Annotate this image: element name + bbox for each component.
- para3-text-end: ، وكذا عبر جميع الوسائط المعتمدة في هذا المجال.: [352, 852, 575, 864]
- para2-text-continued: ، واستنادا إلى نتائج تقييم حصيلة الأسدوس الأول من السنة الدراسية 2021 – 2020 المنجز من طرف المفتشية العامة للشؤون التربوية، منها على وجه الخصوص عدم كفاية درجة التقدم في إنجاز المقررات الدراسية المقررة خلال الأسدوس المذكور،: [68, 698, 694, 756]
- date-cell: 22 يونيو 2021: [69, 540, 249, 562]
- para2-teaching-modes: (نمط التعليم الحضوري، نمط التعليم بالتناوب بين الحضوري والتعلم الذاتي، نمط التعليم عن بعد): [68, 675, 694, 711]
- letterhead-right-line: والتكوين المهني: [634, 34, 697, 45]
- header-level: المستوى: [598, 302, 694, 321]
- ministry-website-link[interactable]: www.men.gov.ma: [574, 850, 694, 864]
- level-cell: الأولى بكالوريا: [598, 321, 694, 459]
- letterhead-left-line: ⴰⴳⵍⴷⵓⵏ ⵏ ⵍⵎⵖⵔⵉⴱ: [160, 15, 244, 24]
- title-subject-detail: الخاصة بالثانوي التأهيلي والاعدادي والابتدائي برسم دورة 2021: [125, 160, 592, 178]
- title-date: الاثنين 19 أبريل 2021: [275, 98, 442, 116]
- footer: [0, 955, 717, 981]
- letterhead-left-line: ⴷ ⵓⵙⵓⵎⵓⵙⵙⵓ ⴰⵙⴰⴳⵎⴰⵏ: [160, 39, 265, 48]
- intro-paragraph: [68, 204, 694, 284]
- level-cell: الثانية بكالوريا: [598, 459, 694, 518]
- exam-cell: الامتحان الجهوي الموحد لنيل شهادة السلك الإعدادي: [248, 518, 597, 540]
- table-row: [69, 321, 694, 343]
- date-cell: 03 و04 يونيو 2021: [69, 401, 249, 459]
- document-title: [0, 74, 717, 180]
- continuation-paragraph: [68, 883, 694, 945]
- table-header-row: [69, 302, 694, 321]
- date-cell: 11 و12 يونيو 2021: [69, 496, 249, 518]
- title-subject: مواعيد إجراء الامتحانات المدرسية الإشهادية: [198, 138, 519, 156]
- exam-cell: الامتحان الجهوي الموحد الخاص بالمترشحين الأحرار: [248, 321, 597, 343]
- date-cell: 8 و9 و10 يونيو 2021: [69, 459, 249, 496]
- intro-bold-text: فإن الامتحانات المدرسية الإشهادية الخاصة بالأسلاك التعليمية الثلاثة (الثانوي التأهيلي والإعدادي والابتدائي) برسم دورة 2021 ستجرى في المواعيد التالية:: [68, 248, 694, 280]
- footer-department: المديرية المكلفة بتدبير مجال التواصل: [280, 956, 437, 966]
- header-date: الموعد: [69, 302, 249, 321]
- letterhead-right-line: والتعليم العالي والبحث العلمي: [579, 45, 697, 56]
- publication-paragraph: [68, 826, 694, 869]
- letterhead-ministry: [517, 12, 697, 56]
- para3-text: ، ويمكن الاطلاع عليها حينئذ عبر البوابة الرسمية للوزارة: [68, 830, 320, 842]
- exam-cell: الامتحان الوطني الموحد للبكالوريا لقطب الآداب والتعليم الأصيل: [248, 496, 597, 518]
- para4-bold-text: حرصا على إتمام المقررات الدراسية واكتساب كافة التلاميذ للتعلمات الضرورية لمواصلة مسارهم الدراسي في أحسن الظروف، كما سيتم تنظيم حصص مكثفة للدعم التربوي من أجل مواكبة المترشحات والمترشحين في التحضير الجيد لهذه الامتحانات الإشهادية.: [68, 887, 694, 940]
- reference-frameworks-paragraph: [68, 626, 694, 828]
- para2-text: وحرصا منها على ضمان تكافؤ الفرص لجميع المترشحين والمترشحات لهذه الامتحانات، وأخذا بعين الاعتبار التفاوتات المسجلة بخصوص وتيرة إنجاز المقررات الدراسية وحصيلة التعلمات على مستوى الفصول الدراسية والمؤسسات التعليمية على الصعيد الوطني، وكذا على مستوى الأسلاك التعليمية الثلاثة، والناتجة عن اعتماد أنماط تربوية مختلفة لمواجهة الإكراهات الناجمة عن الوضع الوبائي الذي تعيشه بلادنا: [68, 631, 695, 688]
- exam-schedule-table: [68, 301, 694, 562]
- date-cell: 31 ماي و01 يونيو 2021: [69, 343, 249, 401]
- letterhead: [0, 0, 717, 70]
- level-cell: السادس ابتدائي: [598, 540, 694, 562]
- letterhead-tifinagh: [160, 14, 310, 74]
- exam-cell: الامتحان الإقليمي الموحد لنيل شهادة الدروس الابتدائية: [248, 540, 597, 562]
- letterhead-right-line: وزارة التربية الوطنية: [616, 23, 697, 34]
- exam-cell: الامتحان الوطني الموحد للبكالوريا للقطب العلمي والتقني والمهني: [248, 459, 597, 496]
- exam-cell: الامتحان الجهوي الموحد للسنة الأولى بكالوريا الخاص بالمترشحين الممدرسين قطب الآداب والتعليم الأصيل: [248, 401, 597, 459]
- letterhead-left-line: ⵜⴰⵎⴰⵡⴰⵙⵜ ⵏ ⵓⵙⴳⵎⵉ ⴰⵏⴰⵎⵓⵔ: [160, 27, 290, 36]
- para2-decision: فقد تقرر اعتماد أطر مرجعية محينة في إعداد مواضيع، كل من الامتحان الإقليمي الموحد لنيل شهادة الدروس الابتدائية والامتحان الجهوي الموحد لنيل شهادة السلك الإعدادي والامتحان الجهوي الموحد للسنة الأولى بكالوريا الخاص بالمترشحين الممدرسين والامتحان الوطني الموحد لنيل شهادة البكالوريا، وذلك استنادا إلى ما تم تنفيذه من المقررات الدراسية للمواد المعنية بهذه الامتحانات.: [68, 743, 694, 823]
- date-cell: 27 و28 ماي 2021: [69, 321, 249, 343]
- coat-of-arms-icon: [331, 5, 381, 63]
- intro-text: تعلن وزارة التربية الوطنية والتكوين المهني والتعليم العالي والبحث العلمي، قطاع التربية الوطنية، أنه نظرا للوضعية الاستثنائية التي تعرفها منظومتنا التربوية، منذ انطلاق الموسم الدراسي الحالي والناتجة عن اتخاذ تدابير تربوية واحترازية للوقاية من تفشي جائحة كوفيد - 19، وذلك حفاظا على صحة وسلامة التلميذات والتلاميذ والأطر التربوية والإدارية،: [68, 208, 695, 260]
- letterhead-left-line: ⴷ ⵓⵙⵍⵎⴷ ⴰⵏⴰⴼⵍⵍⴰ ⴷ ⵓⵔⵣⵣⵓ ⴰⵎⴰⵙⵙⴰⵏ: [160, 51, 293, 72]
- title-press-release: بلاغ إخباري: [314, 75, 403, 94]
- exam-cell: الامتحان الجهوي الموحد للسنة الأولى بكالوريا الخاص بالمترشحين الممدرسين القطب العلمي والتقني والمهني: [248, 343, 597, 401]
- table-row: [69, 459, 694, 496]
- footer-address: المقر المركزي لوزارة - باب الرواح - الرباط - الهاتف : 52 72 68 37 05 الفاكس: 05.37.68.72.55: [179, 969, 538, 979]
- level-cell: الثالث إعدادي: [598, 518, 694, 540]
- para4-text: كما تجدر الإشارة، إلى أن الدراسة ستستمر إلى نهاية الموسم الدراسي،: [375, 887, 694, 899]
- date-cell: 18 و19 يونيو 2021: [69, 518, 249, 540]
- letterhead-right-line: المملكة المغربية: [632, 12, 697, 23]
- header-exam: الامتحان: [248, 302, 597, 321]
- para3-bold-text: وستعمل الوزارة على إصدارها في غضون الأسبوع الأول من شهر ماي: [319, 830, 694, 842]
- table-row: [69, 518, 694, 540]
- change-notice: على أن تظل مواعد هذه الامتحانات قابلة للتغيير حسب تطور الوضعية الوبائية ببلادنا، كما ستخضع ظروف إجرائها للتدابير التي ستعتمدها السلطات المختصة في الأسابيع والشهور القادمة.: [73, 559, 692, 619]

=-=-=

* **Instructions to follow**
Write out the entries as a numbered list, from their first line through the line holding "- letterhead-left-line: ⴷ ⵓⵙⵓⵎⵓⵙⵙⵓ", inclusive, and leave out any blank lines.

* **Worked solution**
1. Annotate this image: element name + bbox for each component.
2. - para3-text-end: ، وكذا عبر جميع الوسائط المعتمدة في هذا المجال.: [352, 852, 575, 864]
3. - para2-text-continued: ، واستنادا إلى نتائج تقييم حصيلة الأسدوس الأول من السنة الدراسية 2021 – 2020 المنجز من طرف المفتشية العامة للشؤون التربوية، منها على وجه الخصوص عدم كفاية درجة التقدم في إنجاز المقررات الدراسية المقررة خلال الأسدوس المذكور،: [68, 698, 694, 756]
4. - date-cell: 22 يونيو 2021: [69, 540, 249, 562]
5. - para2-teaching-modes: (نمط التعليم الحضوري، نمط التعليم بالتناوب بين الحضوري والتعلم الذاتي، نمط التعليم عن بعد): [68, 675, 694, 711]
6. - letterhead-right-line: والتكوين المهني: [634, 34, 697, 45]
7. - header-level: المستوى: [598, 302, 694, 321]
8. - ministry-website-link[interactable]: www.men.gov.ma: [574, 850, 694, 864]
9. - level-cell: الأولى بكالوريا: [598, 321, 694, 459]
10. - letterhead-left-line: ⴰⴳⵍⴷⵓⵏ ⵏ ⵍⵎⵖⵔⵉⴱ: [160, 15, 244, 24]
11. - title-subject-detail: الخاصة بالثانوي التأهيلي والاعدادي والابتدائي برسم دورة 2021: [125, 160, 592, 178]
12. - title-date: الاثنين 19 أبريل 2021: [275, 98, 442, 116]
13. - footer: [0, 955, 717, 981]
14. - letterhead-left-line: ⴷ ⵓⵙⵓⵎⵓⵙⵙⵓ ⴰⵙⴰⴳⵎⴰⵏ: [160, 39, 265, 48]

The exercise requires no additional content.